(Layout dataset entries)
—————
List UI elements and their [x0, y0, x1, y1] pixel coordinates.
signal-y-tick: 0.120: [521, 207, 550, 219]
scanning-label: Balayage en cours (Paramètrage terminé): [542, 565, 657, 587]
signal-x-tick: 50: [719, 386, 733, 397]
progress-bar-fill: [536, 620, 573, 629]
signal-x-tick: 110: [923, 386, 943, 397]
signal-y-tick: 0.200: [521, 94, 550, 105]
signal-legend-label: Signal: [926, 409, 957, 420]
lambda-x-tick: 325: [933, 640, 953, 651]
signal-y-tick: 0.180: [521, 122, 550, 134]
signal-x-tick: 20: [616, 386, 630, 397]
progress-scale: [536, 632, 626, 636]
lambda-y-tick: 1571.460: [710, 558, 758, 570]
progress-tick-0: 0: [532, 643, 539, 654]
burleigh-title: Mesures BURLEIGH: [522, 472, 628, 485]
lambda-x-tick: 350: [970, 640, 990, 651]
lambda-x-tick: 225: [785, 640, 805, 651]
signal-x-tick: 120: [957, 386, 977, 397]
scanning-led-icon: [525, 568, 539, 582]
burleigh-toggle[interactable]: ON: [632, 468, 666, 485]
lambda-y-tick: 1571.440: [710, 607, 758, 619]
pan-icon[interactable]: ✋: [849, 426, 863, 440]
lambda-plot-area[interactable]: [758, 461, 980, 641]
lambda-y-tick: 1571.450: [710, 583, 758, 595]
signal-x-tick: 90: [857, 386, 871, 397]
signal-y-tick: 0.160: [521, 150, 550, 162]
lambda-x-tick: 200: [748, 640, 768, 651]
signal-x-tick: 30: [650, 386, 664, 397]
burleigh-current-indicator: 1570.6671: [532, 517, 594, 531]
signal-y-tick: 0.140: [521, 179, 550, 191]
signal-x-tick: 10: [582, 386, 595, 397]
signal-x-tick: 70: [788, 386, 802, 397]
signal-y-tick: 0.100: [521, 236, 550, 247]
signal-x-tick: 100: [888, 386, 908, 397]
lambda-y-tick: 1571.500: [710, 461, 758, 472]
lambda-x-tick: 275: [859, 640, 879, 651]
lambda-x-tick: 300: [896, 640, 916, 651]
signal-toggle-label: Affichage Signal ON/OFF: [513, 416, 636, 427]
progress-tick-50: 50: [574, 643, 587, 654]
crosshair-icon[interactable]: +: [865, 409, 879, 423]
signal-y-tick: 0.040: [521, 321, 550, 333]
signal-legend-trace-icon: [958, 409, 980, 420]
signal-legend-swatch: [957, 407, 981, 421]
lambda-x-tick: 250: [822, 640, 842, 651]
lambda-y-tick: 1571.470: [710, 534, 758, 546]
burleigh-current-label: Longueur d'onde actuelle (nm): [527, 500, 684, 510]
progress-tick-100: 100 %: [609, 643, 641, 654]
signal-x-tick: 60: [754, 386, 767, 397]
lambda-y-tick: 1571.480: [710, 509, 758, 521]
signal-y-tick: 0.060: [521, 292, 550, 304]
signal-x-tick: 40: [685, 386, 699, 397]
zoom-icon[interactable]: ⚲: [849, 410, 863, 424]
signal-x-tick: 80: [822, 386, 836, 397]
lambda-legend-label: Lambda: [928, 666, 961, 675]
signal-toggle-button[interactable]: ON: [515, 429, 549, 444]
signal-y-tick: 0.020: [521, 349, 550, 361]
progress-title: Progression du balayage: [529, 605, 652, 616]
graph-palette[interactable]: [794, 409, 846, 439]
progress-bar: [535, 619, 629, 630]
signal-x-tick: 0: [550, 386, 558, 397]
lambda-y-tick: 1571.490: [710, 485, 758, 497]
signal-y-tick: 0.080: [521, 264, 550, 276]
—————
CHALLENGE: Turn all of the data above into a numbered list with one line per item, and leave out any blank lines.

TASK RESPONSE:
1. List UI elements and their [x0, y0, x1, y1] pixel coordinates.
2. signal-y-tick: 0.120: [521, 207, 550, 219]
3. scanning-label: Balayage en cours (Paramètrage terminé): [542, 565, 657, 587]
4. signal-x-tick: 50: [719, 386, 733, 397]
5. progress-bar-fill: [536, 620, 573, 629]
6. signal-x-tick: 110: [923, 386, 943, 397]
7. signal-y-tick: 0.200: [521, 94, 550, 105]
8. signal-legend-label: Signal: [926, 409, 957, 420]
9. lambda-x-tick: 325: [933, 640, 953, 651]
10. signal-y-tick: 0.180: [521, 122, 550, 134]
11. signal-x-tick: 20: [616, 386, 630, 397]
12. progress-scale: [536, 632, 626, 636]
13. lambda-y-tick: 1571.460: [710, 558, 758, 570]
14. progress-tick-0: 0: [532, 643, 539, 654]
15. burleigh-title: Mesures BURLEIGH: [522, 472, 628, 485]
16. lambda-x-tick: 350: [970, 640, 990, 651]
17. lambda-x-tick: 225: [785, 640, 805, 651]
18. signal-x-tick: 120: [957, 386, 977, 397]
19. scanning-led-icon: [525, 568, 539, 582]
20. burleigh-toggle[interactable]: ON: [632, 468, 666, 485]
21. lambda-y-tick: 1571.440: [710, 607, 758, 619]
22. pan-icon[interactable]: ✋: [849, 426, 863, 440]
23. lambda-plot-area[interactable]: [758, 461, 980, 641]
24. lambda-y-tick: 1571.450: [710, 583, 758, 595]
25. signal-x-tick: 90: [857, 386, 871, 397]
26. signal-y-tick: 0.160: [521, 150, 550, 162]
27. lambda-x-tick: 200: [748, 640, 768, 651]
28. signal-x-tick: 30: [650, 386, 664, 397]
29. burleigh-current-indicator: 1570.6671: [532, 517, 594, 531]
30. signal-y-tick: 0.140: [521, 179, 550, 191]
31. signal-x-tick: 10: [582, 386, 595, 397]
32. signal-x-tick: 70: [788, 386, 802, 397]
33. signal-y-tick: 0.100: [521, 236, 550, 247]
34. signal-x-tick: 100: [888, 386, 908, 397]
35. lambda-y-tick: 1571.500: [710, 461, 758, 472]
36. lambda-x-tick: 275: [859, 640, 879, 651]
37. lambda-x-tick: 300: [896, 640, 916, 651]
38. signal-toggle-label: Affichage Signal ON/OFF: [513, 416, 636, 427]
39. progress-tick-50: 50: [574, 643, 587, 654]
40. crosshair-icon[interactable]: +: [865, 409, 879, 423]
41. signal-y-tick: 0.040: [521, 321, 550, 333]
42. signal-legend-trace-icon: [958, 409, 980, 420]
43. signal-legend-swatch: [957, 407, 981, 421]
44. lambda-x-tick: 250: [822, 640, 842, 651]
45. lambda-y-tick: 1571.470: [710, 534, 758, 546]
46. burleigh-current-label: Longueur d'onde actuelle (nm): [527, 500, 684, 510]
47. progress-tick-100: 100 %: [609, 643, 641, 654]
48. signal-x-tick: 60: [754, 386, 767, 397]
49. lambda-y-tick: 1571.480: [710, 509, 758, 521]
50. signal-y-tick: 0.060: [521, 292, 550, 304]
51. signal-x-tick: 40: [685, 386, 699, 397]
52. zoom-icon[interactable]: ⚲: [849, 410, 863, 424]
53. signal-x-tick: 80: [822, 386, 836, 397]
54. lambda-legend-label: Lambda: [928, 666, 961, 675]
55. signal-toggle-button[interactable]: ON: [515, 429, 549, 444]
56. signal-y-tick: 0.020: [521, 349, 550, 361]
57. progress-title: Progression du balayage: [529, 605, 652, 616]
58. graph-palette[interactable]: [794, 409, 846, 439]
59. progress-bar: [535, 619, 629, 630]
60. signal-x-tick: 0: [550, 386, 558, 397]
61. lambda-y-tick: 1571.490: [710, 485, 758, 497]
62. signal-y-tick: 0.080: [521, 264, 550, 276]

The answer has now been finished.